[Data lines]
--- BEGIN ---

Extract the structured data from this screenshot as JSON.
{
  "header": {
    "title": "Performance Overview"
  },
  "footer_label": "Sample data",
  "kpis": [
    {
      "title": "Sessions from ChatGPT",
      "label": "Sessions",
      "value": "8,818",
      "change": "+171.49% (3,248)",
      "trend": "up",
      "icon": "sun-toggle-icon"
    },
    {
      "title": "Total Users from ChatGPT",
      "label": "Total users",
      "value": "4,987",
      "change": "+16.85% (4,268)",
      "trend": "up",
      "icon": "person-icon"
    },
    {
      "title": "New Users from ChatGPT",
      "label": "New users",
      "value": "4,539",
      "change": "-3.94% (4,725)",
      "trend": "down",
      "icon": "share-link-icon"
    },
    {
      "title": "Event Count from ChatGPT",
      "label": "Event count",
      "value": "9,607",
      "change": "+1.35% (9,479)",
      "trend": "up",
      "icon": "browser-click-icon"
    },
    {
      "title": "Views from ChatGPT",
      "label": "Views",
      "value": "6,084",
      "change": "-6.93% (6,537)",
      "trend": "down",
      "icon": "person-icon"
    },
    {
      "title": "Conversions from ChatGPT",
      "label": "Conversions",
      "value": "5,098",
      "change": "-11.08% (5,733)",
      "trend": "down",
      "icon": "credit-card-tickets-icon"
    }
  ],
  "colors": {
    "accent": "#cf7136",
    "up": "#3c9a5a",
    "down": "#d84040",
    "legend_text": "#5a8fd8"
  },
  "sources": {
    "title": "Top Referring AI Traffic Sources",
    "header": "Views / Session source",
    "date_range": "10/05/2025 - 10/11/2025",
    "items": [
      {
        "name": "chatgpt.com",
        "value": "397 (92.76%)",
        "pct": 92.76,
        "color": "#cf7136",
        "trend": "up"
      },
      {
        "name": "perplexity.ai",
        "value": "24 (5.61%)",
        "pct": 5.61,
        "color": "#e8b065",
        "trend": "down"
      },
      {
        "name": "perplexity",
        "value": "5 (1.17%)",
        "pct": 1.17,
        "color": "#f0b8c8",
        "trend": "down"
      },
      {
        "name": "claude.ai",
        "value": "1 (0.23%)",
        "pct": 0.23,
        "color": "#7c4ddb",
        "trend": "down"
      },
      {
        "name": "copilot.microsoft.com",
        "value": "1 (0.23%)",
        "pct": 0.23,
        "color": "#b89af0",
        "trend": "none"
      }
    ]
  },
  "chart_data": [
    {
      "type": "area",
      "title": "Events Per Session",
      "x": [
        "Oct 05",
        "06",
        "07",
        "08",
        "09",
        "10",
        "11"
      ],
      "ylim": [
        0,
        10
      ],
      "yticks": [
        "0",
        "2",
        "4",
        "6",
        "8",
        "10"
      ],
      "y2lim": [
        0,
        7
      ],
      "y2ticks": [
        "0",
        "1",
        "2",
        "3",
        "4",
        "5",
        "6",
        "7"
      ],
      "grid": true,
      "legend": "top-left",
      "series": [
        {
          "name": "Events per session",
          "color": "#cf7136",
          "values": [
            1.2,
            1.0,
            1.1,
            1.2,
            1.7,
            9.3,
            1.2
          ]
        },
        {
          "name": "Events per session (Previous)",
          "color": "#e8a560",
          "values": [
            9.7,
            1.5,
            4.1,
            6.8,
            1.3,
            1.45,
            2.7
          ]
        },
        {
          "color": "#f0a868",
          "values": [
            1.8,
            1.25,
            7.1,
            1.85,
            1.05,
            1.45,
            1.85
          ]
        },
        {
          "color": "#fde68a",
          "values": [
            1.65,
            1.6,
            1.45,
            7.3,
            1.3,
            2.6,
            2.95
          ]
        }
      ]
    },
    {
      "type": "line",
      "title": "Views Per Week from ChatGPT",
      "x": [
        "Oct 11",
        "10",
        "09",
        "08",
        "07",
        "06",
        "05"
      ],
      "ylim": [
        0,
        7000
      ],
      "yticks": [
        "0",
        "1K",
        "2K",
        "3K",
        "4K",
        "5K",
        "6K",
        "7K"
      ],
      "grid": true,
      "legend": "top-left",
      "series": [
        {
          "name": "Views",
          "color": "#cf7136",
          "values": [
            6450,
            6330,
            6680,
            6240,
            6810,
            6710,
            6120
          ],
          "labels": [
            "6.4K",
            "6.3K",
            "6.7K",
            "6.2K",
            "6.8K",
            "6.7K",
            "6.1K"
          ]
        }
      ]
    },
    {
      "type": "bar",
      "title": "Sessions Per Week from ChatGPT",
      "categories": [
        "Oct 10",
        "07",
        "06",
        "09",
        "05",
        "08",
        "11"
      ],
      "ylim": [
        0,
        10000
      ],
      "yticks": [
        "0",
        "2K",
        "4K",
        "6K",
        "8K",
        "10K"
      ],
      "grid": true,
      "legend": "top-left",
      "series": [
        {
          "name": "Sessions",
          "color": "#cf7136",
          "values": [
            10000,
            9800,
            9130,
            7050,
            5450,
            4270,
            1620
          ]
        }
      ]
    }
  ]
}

--- END ---

[Exercise prompt]
Look through the entries and find each line that has the string "change". Copy those lines.

[Exercise solution]
      "change": "+171.49% (3,248)",
      "change": "+16.85% (4,268)",
      "change": "-3.94% (4,725)",
      "change": "+1.35% (9,479)",
      "change": "-6.93% (6,537)",
      "change": "-11.08% (5,733)",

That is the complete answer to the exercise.